SHORT EXERCISE » Update the records below, changing every "folder-label" to "folder-name" and keeping all other text unchanged.

MATERIAL FOR THE TASK »
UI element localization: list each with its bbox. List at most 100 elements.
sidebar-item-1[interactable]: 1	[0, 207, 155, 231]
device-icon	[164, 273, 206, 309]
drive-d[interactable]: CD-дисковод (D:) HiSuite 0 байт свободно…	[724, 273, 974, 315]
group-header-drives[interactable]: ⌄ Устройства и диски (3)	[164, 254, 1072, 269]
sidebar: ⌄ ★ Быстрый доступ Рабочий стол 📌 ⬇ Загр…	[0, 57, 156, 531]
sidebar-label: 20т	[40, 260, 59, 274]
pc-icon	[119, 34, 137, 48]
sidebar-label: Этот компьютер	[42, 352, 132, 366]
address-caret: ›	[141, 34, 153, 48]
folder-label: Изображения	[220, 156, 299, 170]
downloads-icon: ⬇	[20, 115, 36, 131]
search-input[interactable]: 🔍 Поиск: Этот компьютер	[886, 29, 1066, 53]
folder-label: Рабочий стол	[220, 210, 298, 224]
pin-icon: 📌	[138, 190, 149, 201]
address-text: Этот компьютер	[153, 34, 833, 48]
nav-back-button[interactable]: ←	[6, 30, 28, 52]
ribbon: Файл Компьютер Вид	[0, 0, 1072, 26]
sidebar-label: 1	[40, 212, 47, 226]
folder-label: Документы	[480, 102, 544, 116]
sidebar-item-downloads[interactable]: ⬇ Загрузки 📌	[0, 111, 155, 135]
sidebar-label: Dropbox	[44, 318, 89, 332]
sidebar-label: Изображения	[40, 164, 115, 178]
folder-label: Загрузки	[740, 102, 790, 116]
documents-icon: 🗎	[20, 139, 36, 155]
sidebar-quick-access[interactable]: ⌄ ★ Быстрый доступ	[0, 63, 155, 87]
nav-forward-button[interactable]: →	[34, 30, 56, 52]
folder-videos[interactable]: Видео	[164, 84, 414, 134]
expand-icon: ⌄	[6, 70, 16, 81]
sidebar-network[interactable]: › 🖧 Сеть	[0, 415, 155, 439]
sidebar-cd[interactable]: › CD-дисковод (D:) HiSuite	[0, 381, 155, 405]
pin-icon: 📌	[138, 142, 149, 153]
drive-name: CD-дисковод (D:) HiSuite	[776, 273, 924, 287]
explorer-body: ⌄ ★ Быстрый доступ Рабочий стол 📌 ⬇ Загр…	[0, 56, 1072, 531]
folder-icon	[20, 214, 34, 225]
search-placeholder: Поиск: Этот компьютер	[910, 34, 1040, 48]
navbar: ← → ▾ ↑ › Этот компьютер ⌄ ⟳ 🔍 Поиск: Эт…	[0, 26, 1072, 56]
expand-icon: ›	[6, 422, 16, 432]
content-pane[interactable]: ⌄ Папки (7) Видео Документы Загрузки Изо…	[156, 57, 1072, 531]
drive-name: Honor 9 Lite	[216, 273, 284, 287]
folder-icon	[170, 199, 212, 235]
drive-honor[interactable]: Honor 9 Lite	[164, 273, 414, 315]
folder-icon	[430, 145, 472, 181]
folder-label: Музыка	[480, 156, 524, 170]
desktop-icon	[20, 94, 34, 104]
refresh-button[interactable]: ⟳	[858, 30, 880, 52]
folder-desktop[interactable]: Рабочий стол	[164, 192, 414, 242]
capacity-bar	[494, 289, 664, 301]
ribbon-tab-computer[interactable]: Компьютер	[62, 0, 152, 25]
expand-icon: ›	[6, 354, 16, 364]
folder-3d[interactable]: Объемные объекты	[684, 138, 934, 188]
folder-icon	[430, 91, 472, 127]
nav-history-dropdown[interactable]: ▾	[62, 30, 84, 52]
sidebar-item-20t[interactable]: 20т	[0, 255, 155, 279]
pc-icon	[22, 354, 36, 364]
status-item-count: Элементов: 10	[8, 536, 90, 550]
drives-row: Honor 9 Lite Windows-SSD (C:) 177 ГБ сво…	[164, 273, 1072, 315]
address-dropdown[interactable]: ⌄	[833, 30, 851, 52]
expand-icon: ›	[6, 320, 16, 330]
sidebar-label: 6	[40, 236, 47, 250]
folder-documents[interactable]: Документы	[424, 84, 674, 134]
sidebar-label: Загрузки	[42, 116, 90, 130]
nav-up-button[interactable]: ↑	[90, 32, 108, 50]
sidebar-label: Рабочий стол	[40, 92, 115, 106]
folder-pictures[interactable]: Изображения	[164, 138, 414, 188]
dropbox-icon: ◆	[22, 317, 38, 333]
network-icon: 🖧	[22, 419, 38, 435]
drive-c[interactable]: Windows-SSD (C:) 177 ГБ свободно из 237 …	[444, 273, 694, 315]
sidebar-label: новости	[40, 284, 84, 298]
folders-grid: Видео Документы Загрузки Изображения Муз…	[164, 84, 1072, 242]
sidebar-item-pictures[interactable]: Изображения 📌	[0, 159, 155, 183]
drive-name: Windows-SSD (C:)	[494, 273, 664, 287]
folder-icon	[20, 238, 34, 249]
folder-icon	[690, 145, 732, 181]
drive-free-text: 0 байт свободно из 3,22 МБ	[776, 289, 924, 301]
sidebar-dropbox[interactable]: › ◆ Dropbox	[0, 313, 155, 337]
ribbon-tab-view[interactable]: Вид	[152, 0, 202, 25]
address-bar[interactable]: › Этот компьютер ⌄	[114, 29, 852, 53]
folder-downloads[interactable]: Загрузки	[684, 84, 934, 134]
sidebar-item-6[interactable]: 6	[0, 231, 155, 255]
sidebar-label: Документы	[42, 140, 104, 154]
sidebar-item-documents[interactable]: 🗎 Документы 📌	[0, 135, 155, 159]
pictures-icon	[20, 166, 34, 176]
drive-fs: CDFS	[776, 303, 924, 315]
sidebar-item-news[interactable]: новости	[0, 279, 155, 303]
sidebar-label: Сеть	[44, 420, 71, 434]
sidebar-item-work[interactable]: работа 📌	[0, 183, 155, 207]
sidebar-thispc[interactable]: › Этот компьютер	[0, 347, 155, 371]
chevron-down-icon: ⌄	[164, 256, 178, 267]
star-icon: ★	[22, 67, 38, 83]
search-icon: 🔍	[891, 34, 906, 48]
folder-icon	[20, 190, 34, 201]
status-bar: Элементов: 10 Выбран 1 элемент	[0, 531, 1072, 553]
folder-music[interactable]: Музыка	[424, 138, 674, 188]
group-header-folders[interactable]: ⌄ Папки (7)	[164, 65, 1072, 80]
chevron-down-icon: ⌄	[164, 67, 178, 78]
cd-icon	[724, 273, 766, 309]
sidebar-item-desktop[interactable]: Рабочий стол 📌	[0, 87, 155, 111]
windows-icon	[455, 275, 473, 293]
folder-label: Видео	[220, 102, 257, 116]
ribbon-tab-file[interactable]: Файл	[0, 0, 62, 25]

THE RESULT »
UI element localization: list each with its bbox. List at most 100 elements.
sidebar-item-1[interactable]: 1	[0, 207, 155, 231]
device-icon	[164, 273, 206, 309]
drive-d[interactable]: CD-дисковод (D:) HiSuite 0 байт свободно…	[724, 273, 974, 315]
group-header-drives[interactable]: ⌄ Устройства и диски (3)	[164, 254, 1072, 269]
sidebar: ⌄ ★ Быстрый доступ Рабочий стол 📌 ⬇ Загр…	[0, 57, 156, 531]
sidebar-label: 20т	[40, 260, 59, 274]
pc-icon	[119, 34, 137, 48]
sidebar-label: Этот компьютер	[42, 352, 132, 366]
address-caret: ›	[141, 34, 153, 48]
folder-name: Изображения	[220, 156, 299, 170]
downloads-icon: ⬇	[20, 115, 36, 131]
search-input[interactable]: 🔍 Поиск: Этот компьютер	[886, 29, 1066, 53]
folder-name: Рабочий стол	[220, 210, 298, 224]
pin-icon: 📌	[138, 190, 149, 201]
address-text: Этот компьютер	[153, 34, 833, 48]
nav-back-button[interactable]: ←	[6, 30, 28, 52]
ribbon: Файл Компьютер Вид	[0, 0, 1072, 26]
sidebar-label: 1	[40, 212, 47, 226]
folder-name: Документы	[480, 102, 544, 116]
sidebar-item-downloads[interactable]: ⬇ Загрузки 📌	[0, 111, 155, 135]
sidebar-label: Dropbox	[44, 318, 89, 332]
sidebar-label: Изображения	[40, 164, 115, 178]
folder-name: Загрузки	[740, 102, 790, 116]
documents-icon: 🗎	[20, 139, 36, 155]
sidebar-quick-access[interactable]: ⌄ ★ Быстрый доступ	[0, 63, 155, 87]
nav-forward-button[interactable]: →	[34, 30, 56, 52]
folder-videos[interactable]: Видео	[164, 84, 414, 134]
expand-icon: ⌄	[6, 70, 16, 81]
sidebar-network[interactable]: › 🖧 Сеть	[0, 415, 155, 439]
sidebar-cd[interactable]: › CD-дисковод (D:) HiSuite	[0, 381, 155, 405]
pin-icon: 📌	[138, 142, 149, 153]
drive-name: CD-дисковод (D:) HiSuite	[776, 273, 924, 287]
explorer-body: ⌄ ★ Быстрый доступ Рабочий стол 📌 ⬇ Загр…	[0, 56, 1072, 531]
folder-icon	[20, 214, 34, 225]
search-placeholder: Поиск: Этот компьютер	[910, 34, 1040, 48]
navbar: ← → ▾ ↑ › Этот компьютер ⌄ ⟳ 🔍 Поиск: Эт…	[0, 26, 1072, 56]
expand-icon: ›	[6, 422, 16, 432]
content-pane[interactable]: ⌄ Папки (7) Видео Документы Загрузки Изо…	[156, 57, 1072, 531]
drive-name: Honor 9 Lite	[216, 273, 284, 287]
folder-icon	[170, 199, 212, 235]
drive-honor[interactable]: Honor 9 Lite	[164, 273, 414, 315]
folder-icon	[430, 145, 472, 181]
folder-name: Музыка	[480, 156, 524, 170]
desktop-icon	[20, 94, 34, 104]
refresh-button[interactable]: ⟳	[858, 30, 880, 52]
folder-desktop[interactable]: Рабочий стол	[164, 192, 414, 242]
capacity-bar	[494, 289, 664, 301]
ribbon-tab-computer[interactable]: Компьютер	[62, 0, 152, 25]
expand-icon: ›	[6, 354, 16, 364]
folder-3d[interactable]: Объемные объекты	[684, 138, 934, 188]
folder-icon	[430, 91, 472, 127]
nav-history-dropdown[interactable]: ▾	[62, 30, 84, 52]
sidebar-item-20t[interactable]: 20т	[0, 255, 155, 279]
pc-icon	[22, 354, 36, 364]
status-item-count: Элементов: 10	[8, 536, 90, 550]
drives-row: Honor 9 Lite Windows-SSD (C:) 177 ГБ сво…	[164, 273, 1072, 315]
address-dropdown[interactable]: ⌄	[833, 30, 851, 52]
expand-icon: ›	[6, 320, 16, 330]
sidebar-label: 6	[40, 236, 47, 250]
folder-documents[interactable]: Документы	[424, 84, 674, 134]
sidebar-label: Загрузки	[42, 116, 90, 130]
nav-up-button[interactable]: ↑	[90, 32, 108, 50]
sidebar-label: Рабочий стол	[40, 92, 115, 106]
folder-pictures[interactable]: Изображения	[164, 138, 414, 188]
dropbox-icon: ◆	[22, 317, 38, 333]
network-icon: 🖧	[22, 419, 38, 435]
drive-c[interactable]: Windows-SSD (C:) 177 ГБ свободно из 237 …	[444, 273, 694, 315]
sidebar-label: новости	[40, 284, 84, 298]
folders-grid: Видео Документы Загрузки Изображения Муз…	[164, 84, 1072, 242]
sidebar-item-pictures[interactable]: Изображения 📌	[0, 159, 155, 183]
drive-name: Windows-SSD (C:)	[494, 273, 664, 287]
folder-icon	[20, 238, 34, 249]
folder-icon	[690, 145, 732, 181]
drive-free-text: 0 байт свободно из 3,22 МБ	[776, 289, 924, 301]
sidebar-dropbox[interactable]: › ◆ Dropbox	[0, 313, 155, 337]
ribbon-tab-view[interactable]: Вид	[152, 0, 202, 25]
address-bar[interactable]: › Этот компьютер ⌄	[114, 29, 852, 53]
folder-downloads[interactable]: Загрузки	[684, 84, 934, 134]
sidebar-item-6[interactable]: 6	[0, 231, 155, 255]
sidebar-label: Документы	[42, 140, 104, 154]
sidebar-item-documents[interactable]: 🗎 Документы 📌	[0, 135, 155, 159]
pictures-icon	[20, 166, 34, 176]
drive-fs: CDFS	[776, 303, 924, 315]
sidebar-item-news[interactable]: новости	[0, 279, 155, 303]
sidebar-label: Сеть	[44, 420, 71, 434]
sidebar-item-work[interactable]: работа 📌	[0, 183, 155, 207]
sidebar-thispc[interactable]: › Этот компьютер	[0, 347, 155, 371]
chevron-down-icon: ⌄	[164, 256, 178, 267]
star-icon: ★	[22, 67, 38, 83]
search-icon: 🔍	[891, 34, 906, 48]
folder-icon	[20, 190, 34, 201]
status-bar: Элементов: 10 Выбран 1 элемент	[0, 531, 1072, 553]
folder-music[interactable]: Музыка	[424, 138, 674, 188]
group-header-folders[interactable]: ⌄ Папки (7)	[164, 65, 1072, 80]
chevron-down-icon: ⌄	[164, 67, 178, 78]
cd-icon	[724, 273, 766, 309]
sidebar-item-desktop[interactable]: Рабочий стол 📌	[0, 87, 155, 111]
windows-icon	[455, 275, 473, 293]
folder-name: Видео	[220, 102, 257, 116]
ribbon-tab-file[interactable]: Файл	[0, 0, 62, 25]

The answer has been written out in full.